• _WRITTEN TASK_
Exactly reproduce each line of the listing that follows.

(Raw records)

========

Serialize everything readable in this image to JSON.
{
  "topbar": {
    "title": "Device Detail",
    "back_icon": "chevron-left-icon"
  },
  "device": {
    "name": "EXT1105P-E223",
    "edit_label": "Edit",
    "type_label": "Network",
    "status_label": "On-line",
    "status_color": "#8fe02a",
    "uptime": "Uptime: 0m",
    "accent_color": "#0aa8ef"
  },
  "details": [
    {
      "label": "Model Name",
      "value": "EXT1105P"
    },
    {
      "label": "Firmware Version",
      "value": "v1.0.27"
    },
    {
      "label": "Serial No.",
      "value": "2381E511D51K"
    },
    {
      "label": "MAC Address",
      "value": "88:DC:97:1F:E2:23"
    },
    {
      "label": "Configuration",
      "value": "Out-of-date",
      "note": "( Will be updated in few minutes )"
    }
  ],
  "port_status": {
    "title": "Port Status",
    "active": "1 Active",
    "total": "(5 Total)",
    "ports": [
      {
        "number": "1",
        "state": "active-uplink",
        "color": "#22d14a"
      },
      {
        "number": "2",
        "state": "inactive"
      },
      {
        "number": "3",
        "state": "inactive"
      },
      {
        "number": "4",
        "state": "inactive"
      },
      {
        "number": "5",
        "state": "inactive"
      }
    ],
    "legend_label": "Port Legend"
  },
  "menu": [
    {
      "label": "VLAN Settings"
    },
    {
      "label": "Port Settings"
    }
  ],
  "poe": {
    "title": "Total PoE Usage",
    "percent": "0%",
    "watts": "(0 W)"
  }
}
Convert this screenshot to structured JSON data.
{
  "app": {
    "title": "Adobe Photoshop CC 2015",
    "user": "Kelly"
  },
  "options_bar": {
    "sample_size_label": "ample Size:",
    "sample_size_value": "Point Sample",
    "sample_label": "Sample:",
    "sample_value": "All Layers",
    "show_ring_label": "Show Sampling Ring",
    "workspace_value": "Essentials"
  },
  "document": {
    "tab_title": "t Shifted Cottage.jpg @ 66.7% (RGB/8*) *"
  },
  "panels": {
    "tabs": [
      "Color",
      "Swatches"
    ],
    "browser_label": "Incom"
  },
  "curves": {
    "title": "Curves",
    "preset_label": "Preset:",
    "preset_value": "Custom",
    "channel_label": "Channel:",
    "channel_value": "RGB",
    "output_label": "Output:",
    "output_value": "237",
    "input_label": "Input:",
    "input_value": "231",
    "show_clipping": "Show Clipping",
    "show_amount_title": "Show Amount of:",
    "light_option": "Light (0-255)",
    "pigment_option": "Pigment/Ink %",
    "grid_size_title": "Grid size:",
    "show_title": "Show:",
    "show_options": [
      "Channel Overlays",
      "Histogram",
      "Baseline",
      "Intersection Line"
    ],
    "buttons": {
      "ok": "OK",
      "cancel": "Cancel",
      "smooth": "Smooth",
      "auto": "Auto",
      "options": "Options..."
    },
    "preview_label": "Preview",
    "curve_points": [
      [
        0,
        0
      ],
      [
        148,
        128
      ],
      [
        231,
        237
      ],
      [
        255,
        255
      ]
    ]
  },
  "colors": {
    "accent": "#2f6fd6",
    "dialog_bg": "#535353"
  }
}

========

• _FINISHED EXERCISE_
Serialize everything readable in this image to JSON.
{
  "topbar": {
    "title": "Device Detail",
    "back_icon": "chevron-left-icon"
  },
  "device": {
    "name": "EXT1105P-E223",
    "edit_label": "Edit",
    "type_label": "Network",
    "status_label": "On-line",
    "status_color": "#8fe02a",
    "uptime": "Uptime: 0m",
    "accent_color": "#0aa8ef"
  },
  "details": [
    {
      "label": "Model Name",
      "value": "EXT1105P"
    },
    {
      "label": "Firmware Version",
      "value": "v1.0.27"
    },
    {
      "label": "Serial No.",
      "value": "2381E511D51K"
    },
    {
      "label": "MAC Address",
      "value": "88:DC:97:1F:E2:23"
    },
    {
      "label": "Configuration",
      "value": "Out-of-date",
      "note": "( Will be updated in few minutes )"
    }
  ],
  "port_status": {
    "title": "Port Status",
    "active": "1 Active",
    "total": "(5 Total)",
    "ports": [
      {
        "number": "1",
        "state": "active-uplink",
        "color": "#22d14a"
      },
      {
        "number": "2",
        "state": "inactive"
      },
      {
        "number": "3",
        "state": "inactive"
      },
      {
        "number": "4",
        "state": "inactive"
      },
      {
        "number": "5",
        "state": "inactive"
      }
    ],
    "legend_label": "Port Legend"
  },
  "menu": [
    {
      "label": "VLAN Settings"
    },
    {
      "label": "Port Settings"
    }
  ],
  "poe": {
    "title": "Total PoE Usage",
    "percent": "0%",
    "watts": "(0 W)"
  }
}
Convert this screenshot to structured JSON data.
{
  "app": {
    "title": "Adobe Photoshop CC 2015",
    "user": "Kelly"
  },
  "options_bar": {
    "sample_size_label": "ample Size:",
    "sample_size_value": "Point Sample",
    "sample_label": "Sample:",
    "sample_value": "All Layers",
    "show_ring_label": "Show Sampling Ring",
    "workspace_value": "Essentials"
  },
  "document": {
    "tab_title": "t Shifted Cottage.jpg @ 66.7% (RGB/8*) *"
  },
  "panels": {
    "tabs": [
      "Color",
      "Swatches"
    ],
    "browser_label": "Incom"
  },
  "curves": {
    "title": "Curves",
    "preset_label": "Preset:",
    "preset_value": "Custom",
    "channel_label": "Channel:",
    "channel_value": "RGB",
    "output_label": "Output:",
    "output_value": "237",
    "input_label": "Input:",
    "input_value": "231",
    "show_clipping": "Show Clipping",
    "show_amount_title": "Show Amount of:",
    "light_option": "Light (0-255)",
    "pigment_option": "Pigment/Ink %",
    "grid_size_title": "Grid size:",
    "show_title": "Show:",
    "show_options": [
      "Channel Overlays",
      "Histogram",
      "Baseline",
      "Intersection Line"
    ],
    "buttons": {
      "ok": "OK",
      "cancel": "Cancel",
      "smooth": "Smooth",
      "auto": "Auto",
      "options": "Options..."
    },
    "preview_label": "Preview",
    "curve_points": [
      [
        0,
        0
      ],
      [
        148,
        128
      ],
      [
        231,
        237
      ],
      [
        255,
        255
      ]
    ]
  },
  "colors": {
    "accent": "#2f6fd6",
    "dialog_bg": "#535353"
  }
}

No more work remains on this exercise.